_WHAT YOU HAVE TO DO_
Copy out each line of the material below with no changes.

--- START OF DATA IN THIS EXERCISE ---

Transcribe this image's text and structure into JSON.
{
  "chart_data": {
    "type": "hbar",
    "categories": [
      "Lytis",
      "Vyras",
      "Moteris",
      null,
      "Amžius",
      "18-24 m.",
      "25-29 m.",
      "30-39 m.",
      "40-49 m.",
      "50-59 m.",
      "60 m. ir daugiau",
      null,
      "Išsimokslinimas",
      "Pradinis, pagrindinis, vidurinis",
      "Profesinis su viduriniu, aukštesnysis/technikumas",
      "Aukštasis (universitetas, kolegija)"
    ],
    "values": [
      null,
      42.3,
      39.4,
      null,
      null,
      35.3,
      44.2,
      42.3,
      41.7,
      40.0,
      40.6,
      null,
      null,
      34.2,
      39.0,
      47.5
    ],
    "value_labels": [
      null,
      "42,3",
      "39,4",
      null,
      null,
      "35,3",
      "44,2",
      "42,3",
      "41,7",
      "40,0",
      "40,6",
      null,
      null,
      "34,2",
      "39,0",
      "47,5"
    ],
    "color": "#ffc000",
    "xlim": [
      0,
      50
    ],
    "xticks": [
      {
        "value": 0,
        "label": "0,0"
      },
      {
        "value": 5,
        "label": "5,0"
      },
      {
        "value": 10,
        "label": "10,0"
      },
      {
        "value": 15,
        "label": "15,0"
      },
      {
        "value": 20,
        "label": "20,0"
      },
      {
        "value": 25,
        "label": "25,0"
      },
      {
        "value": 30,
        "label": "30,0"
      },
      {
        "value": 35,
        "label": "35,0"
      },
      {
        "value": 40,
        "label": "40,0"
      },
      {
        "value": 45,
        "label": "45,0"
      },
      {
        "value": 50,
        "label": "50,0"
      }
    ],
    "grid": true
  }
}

--- END OF DATA IN THIS EXERCISE ---

_TASK ANSWER_
Transcribe this image's text and structure into JSON.
{
  "chart_data": {
    "type": "hbar",
    "categories": [
      "Lytis",
      "Vyras",
      "Moteris",
      null,
      "Amžius",
      "18-24 m.",
      "25-29 m.",
      "30-39 m.",
      "40-49 m.",
      "50-59 m.",
      "60 m. ir daugiau",
      null,
      "Išsimokslinimas",
      "Pradinis, pagrindinis, vidurinis",
      "Profesinis su viduriniu, aukštesnysis/technikumas",
      "Aukštasis (universitetas, kolegija)"
    ],
    "values": [
      null,
      42.3,
      39.4,
      null,
      null,
      35.3,
      44.2,
      42.3,
      41.7,
      40.0,
      40.6,
      null,
      null,
      34.2,
      39.0,
      47.5
    ],
    "value_labels": [
      null,
      "42,3",
      "39,4",
      null,
      null,
      "35,3",
      "44,2",
      "42,3",
      "41,7",
      "40,0",
      "40,6",
      null,
      null,
      "34,2",
      "39,0",
      "47,5"
    ],
    "color": "#ffc000",
    "xlim": [
      0,
      50
    ],
    "xticks": [
      {
        "value": 0,
        "label": "0,0"
      },
      {
        "value": 5,
        "label": "5,0"
      },
      {
        "value": 10,
        "label": "10,0"
      },
      {
        "value": 15,
        "label": "15,0"
      },
      {
        "value": 20,
        "label": "20,0"
      },
      {
        "value": 25,
        "label": "25,0"
      },
      {
        "value": 30,
        "label": "30,0"
      },
      {
        "value": 35,
        "label": "35,0"
      },
      {
        "value": 40,
        "label": "40,0"
      },
      {
        "value": 45,
        "label": "45,0"
      },
      {
        "value": 50,
        "label": "50,0"
      }
    ],
    "grid": true
  }
}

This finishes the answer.